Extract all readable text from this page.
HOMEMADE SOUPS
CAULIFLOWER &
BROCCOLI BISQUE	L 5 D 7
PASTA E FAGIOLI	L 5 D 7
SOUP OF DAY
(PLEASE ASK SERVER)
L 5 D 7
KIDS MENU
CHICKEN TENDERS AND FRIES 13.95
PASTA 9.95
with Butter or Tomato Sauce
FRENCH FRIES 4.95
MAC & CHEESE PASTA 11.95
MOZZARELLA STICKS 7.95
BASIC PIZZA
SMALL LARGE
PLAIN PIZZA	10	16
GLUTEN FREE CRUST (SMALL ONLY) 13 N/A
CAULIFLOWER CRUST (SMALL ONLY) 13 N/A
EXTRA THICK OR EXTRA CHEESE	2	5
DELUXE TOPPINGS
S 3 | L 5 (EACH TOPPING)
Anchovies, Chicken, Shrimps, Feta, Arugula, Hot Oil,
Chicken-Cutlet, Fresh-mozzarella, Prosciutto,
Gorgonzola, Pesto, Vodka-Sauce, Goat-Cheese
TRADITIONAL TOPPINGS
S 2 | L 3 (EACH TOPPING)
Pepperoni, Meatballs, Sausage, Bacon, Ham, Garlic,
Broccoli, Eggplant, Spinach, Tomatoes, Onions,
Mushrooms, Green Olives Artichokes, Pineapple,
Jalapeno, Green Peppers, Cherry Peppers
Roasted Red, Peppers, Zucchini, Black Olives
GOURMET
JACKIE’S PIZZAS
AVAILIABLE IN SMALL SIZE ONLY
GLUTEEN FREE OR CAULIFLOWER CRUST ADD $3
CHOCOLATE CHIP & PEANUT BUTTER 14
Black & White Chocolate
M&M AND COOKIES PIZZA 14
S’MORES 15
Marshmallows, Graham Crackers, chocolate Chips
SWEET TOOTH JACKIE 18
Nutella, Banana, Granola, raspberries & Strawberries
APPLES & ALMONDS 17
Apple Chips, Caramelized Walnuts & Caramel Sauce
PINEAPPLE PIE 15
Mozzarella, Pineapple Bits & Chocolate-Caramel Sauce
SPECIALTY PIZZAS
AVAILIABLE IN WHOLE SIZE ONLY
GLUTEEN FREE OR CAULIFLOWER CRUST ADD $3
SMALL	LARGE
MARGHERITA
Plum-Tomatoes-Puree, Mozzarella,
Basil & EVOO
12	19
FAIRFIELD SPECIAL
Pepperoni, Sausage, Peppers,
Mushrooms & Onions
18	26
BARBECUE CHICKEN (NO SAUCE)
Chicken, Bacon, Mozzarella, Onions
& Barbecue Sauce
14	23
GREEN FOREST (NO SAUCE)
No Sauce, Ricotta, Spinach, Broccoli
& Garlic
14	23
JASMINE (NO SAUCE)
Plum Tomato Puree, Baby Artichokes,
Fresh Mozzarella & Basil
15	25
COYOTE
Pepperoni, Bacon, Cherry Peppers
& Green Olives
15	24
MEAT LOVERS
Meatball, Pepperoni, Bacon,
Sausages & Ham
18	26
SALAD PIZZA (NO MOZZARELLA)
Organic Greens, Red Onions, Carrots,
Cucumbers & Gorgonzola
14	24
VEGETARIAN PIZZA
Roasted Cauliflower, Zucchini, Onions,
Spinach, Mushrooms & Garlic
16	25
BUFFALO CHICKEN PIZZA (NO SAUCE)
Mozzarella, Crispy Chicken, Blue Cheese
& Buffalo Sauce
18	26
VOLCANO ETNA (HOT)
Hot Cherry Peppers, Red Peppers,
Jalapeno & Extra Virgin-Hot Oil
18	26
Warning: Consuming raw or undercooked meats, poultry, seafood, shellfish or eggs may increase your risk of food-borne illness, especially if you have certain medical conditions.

====

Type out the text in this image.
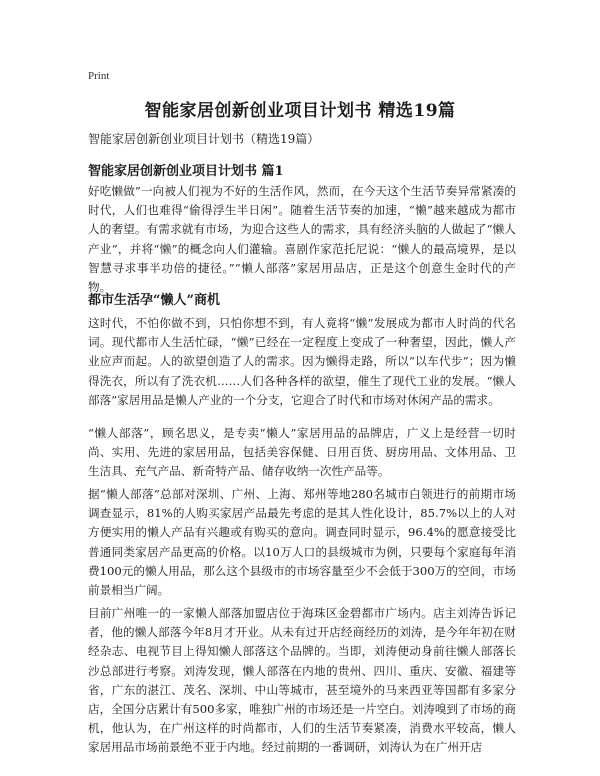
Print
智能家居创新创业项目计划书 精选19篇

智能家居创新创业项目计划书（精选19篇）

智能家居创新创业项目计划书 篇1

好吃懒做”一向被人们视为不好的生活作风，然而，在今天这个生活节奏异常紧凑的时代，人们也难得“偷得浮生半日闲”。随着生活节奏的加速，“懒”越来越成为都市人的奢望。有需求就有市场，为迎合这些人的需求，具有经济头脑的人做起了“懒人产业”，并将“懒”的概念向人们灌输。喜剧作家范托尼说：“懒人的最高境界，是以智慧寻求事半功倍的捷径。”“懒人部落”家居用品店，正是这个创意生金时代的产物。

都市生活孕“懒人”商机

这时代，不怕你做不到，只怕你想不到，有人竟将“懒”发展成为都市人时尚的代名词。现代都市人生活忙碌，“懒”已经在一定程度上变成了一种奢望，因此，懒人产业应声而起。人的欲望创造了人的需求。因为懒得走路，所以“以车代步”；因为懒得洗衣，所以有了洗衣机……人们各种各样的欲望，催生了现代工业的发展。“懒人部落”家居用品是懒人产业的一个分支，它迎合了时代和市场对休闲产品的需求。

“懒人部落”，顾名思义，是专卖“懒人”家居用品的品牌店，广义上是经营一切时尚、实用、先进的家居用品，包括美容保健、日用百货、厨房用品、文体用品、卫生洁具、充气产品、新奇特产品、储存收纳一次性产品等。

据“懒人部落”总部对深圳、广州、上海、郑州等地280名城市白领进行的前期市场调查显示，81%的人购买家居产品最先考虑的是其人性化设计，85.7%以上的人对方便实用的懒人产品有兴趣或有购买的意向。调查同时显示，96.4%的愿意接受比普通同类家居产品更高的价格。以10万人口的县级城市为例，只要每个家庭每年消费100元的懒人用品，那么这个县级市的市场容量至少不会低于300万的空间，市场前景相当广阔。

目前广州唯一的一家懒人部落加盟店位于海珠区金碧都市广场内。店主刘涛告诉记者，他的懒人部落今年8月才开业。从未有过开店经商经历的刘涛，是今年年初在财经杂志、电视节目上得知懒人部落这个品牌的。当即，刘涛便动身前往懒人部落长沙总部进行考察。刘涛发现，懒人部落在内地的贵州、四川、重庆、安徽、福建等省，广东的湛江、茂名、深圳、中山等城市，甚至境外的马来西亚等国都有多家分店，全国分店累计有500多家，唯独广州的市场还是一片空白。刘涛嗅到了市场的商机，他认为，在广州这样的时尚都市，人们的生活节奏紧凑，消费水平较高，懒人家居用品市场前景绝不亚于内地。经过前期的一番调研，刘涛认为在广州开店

====

**Exercise aim**
Copy every line of the records above that holds the word "this".

**Reply to the task**
Extract all readable text from this page.
Type out the text in this image.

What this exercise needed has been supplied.